_Task prompt_
Look through the lines of the material and count those containing "title". Give that count alone.

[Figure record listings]
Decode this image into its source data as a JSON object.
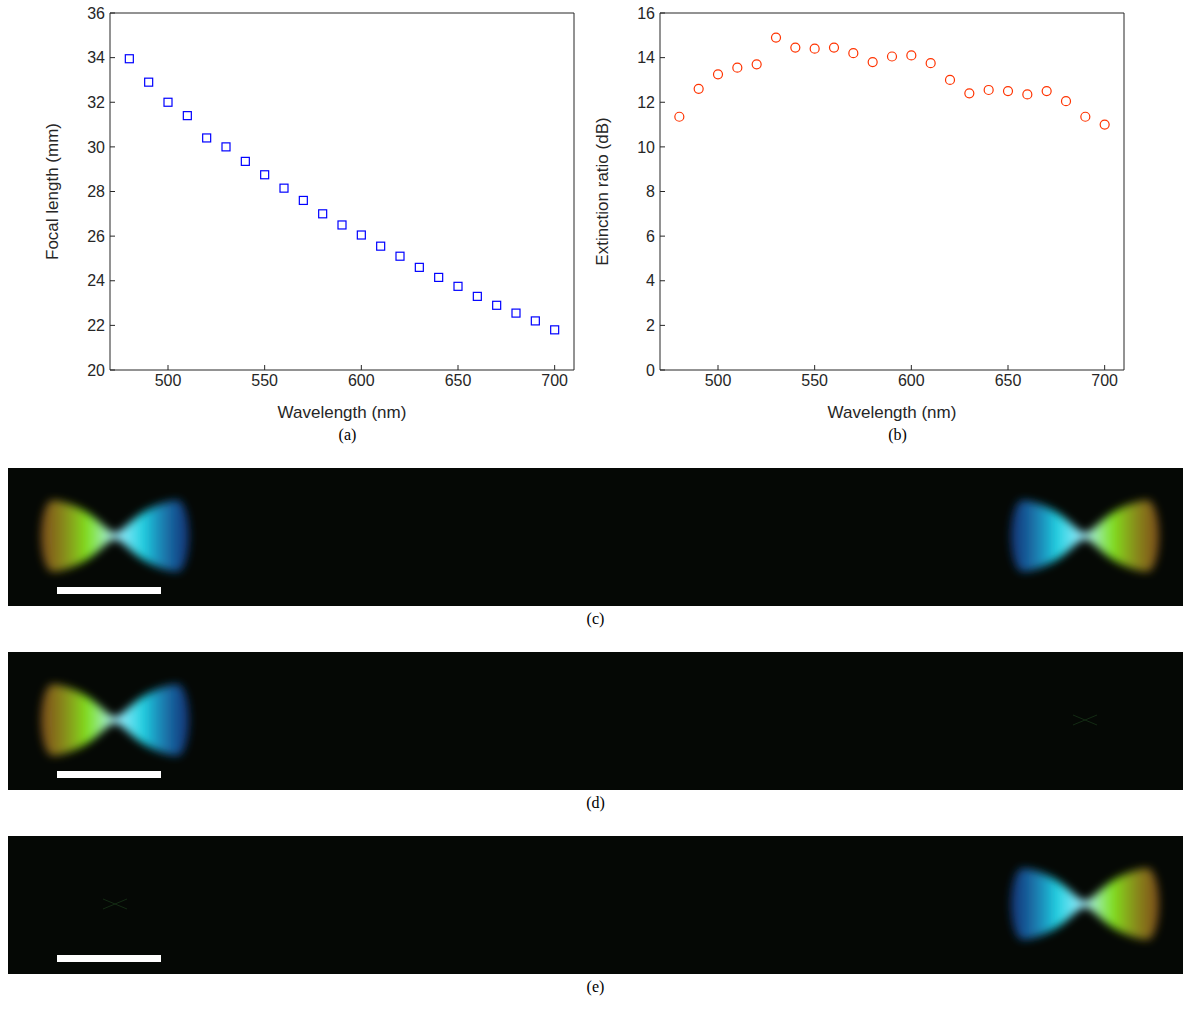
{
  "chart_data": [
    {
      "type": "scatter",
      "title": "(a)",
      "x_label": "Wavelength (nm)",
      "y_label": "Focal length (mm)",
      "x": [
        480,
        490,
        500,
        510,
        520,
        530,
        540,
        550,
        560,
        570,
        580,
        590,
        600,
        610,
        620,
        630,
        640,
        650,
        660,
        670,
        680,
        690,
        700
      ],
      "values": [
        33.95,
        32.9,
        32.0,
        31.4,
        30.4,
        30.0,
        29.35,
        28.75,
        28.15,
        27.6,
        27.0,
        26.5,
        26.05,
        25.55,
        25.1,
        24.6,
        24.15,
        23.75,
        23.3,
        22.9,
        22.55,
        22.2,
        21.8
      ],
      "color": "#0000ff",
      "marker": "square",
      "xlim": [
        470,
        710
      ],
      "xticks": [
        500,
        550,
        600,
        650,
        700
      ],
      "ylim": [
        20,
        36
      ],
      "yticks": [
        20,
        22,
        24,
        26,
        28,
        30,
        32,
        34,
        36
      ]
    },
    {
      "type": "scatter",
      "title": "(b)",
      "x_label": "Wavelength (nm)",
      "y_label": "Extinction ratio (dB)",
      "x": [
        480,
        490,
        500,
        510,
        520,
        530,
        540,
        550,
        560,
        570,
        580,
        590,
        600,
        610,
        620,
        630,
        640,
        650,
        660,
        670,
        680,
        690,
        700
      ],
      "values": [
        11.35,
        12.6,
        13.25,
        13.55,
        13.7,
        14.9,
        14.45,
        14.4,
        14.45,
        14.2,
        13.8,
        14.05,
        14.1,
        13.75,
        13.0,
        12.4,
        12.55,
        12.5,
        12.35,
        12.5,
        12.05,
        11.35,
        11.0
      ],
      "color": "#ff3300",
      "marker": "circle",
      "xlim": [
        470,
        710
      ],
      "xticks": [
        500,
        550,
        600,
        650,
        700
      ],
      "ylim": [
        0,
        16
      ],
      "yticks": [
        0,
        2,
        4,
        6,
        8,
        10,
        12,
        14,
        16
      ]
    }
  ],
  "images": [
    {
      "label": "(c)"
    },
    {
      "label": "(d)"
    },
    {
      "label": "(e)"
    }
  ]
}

---

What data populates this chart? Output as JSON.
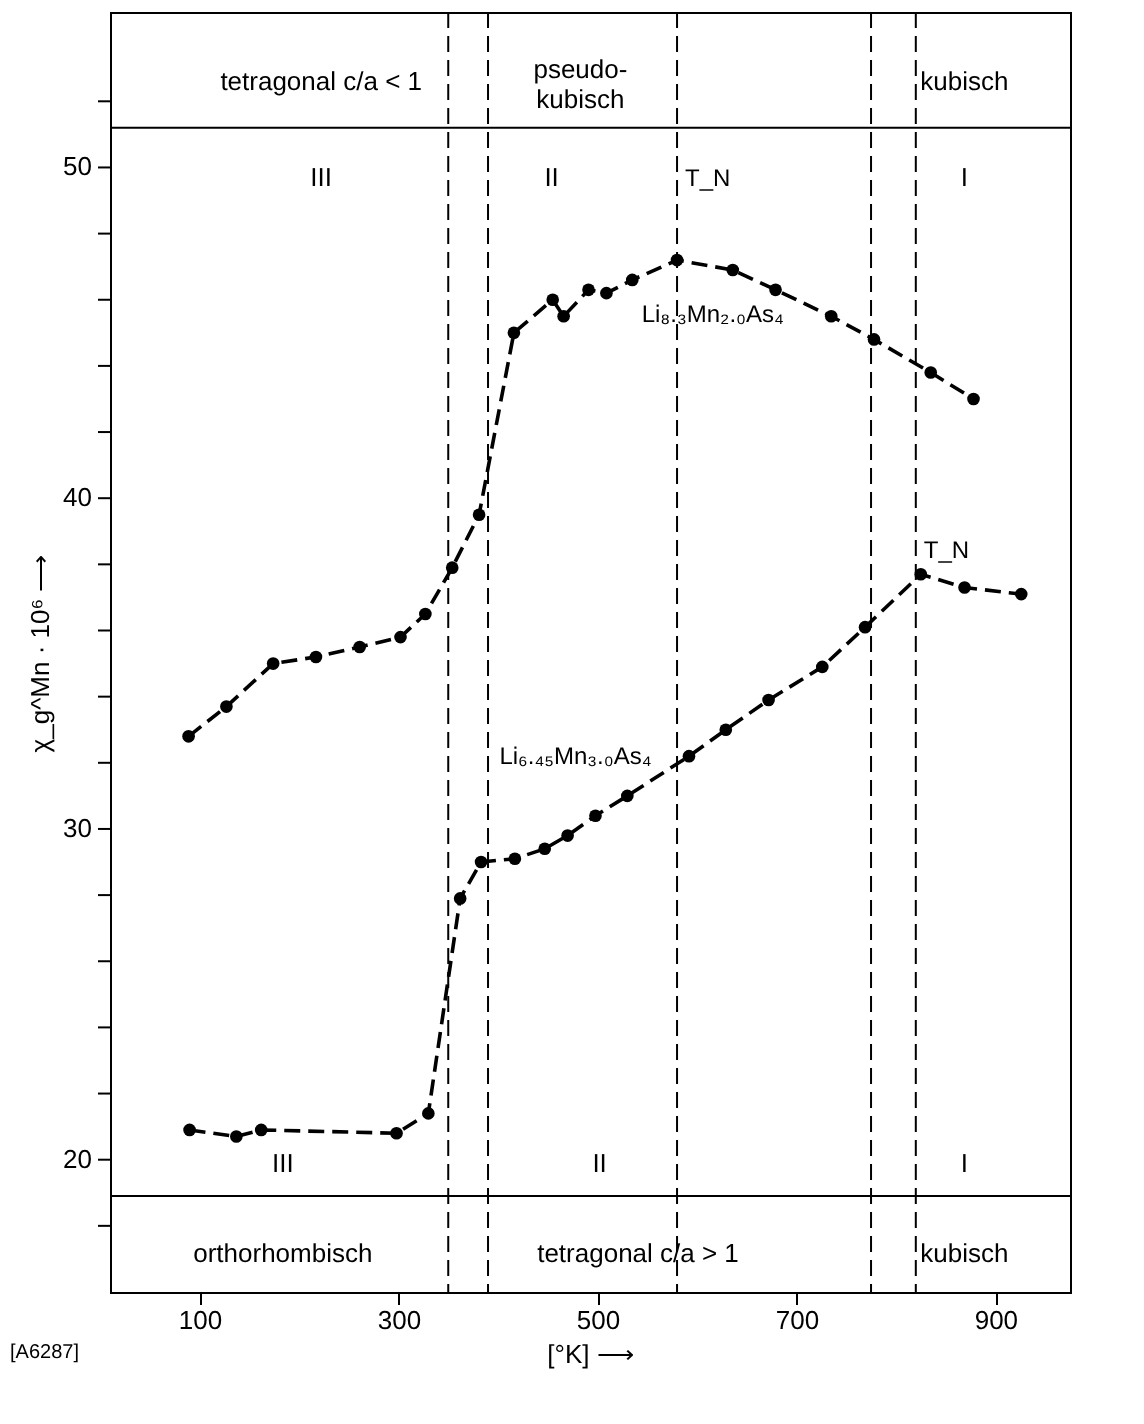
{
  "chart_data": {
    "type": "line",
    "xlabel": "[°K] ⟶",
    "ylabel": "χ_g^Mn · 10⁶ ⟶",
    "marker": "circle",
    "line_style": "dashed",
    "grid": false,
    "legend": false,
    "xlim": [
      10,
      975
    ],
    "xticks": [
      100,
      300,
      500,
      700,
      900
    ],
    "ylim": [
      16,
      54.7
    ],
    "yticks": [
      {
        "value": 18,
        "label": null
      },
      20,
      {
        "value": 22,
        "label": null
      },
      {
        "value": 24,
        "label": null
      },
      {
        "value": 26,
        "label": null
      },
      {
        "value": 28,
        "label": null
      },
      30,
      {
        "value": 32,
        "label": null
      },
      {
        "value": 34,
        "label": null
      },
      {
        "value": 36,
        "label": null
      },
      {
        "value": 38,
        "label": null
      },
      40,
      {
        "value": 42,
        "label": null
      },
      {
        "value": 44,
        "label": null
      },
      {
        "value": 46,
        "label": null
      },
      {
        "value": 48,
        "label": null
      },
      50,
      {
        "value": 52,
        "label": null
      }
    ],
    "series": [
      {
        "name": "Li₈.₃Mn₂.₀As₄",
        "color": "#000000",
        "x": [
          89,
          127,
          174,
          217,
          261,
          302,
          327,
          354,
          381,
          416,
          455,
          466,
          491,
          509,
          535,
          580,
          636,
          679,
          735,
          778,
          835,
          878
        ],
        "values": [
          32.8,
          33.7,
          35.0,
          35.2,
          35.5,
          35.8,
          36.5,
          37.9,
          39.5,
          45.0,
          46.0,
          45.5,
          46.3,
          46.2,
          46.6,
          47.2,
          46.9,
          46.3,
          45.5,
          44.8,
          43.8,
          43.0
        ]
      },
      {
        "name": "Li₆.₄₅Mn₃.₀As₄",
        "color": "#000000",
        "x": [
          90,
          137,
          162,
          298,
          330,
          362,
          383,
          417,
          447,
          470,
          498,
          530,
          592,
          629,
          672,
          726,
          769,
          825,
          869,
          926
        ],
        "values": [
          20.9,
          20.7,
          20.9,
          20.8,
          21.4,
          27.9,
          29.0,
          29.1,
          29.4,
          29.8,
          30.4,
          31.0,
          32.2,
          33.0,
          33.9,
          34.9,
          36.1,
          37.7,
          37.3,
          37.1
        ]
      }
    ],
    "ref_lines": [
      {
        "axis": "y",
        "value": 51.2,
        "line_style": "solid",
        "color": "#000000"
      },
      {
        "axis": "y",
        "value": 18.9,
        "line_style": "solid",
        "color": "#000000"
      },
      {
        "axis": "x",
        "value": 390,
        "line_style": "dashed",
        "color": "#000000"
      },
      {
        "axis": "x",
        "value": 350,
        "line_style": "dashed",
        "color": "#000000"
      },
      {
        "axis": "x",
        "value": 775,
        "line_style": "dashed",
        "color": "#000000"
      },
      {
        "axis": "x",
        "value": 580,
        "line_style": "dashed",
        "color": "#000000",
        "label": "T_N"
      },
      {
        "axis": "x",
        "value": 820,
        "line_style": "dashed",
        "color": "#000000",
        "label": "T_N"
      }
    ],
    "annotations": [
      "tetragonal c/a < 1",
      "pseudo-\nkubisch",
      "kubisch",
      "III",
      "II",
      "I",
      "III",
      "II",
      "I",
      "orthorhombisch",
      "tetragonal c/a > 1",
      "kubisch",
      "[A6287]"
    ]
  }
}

---

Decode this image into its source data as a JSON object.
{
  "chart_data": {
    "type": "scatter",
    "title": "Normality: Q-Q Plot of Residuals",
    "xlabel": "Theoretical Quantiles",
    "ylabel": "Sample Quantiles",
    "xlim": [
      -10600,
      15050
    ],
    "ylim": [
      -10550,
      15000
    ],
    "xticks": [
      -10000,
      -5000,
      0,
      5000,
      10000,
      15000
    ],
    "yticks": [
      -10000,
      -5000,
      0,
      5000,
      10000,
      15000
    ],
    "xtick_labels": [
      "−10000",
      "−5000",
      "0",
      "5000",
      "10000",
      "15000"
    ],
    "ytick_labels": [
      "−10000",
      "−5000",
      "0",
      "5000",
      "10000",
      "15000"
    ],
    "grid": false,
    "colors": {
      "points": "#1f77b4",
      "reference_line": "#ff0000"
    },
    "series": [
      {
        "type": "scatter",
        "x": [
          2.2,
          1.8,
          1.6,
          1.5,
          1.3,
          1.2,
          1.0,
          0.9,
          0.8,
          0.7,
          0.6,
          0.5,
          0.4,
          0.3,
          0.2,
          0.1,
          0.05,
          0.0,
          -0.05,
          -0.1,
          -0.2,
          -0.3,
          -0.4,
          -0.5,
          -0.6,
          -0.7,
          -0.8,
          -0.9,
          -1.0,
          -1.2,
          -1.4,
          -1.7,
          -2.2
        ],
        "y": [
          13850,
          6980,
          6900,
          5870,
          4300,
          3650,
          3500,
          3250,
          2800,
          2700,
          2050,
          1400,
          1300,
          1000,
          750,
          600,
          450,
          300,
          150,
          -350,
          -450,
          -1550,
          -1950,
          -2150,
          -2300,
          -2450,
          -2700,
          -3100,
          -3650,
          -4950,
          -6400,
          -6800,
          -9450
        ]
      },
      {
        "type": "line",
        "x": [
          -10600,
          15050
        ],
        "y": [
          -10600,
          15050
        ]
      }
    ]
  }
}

_Response to this exercise_
3